◆ DATA EXTRACT ◆
++++
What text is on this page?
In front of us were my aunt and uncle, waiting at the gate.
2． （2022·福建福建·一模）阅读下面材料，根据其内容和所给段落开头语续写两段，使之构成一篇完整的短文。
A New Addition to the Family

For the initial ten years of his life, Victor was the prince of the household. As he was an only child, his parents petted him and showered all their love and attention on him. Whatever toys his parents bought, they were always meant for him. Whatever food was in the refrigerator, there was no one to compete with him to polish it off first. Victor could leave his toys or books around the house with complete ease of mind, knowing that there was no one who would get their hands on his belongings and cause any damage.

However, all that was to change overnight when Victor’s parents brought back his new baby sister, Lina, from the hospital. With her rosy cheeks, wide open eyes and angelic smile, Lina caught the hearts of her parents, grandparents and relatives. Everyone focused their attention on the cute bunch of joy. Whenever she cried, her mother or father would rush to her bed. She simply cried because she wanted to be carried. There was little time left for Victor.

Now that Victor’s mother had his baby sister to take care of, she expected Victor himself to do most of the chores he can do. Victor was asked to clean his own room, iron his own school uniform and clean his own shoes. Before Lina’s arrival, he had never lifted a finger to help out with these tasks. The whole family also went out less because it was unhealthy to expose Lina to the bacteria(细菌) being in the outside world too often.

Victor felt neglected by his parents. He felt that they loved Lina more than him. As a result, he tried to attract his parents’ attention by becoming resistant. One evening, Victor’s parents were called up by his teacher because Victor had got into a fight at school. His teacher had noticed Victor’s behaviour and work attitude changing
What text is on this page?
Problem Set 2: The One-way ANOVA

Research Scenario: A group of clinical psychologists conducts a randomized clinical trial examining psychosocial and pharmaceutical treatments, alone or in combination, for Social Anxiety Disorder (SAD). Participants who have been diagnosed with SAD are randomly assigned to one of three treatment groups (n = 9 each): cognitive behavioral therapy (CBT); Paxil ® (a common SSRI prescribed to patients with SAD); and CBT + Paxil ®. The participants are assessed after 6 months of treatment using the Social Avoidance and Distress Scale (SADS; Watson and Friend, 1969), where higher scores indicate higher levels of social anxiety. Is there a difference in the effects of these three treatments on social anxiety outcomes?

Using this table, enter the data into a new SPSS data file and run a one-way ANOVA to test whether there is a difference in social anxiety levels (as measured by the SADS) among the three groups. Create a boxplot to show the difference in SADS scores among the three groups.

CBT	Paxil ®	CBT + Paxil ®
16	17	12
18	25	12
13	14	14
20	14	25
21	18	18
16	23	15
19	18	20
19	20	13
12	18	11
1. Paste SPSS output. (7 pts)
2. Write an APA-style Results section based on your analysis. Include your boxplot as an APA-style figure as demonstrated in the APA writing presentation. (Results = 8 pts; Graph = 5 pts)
++++
◆ TASK DESCRIPTION ◆
Search the data for the string "they" and say how many lines include it, giving only the number.

◆ SOLUTION TO THIS TASK ◆
2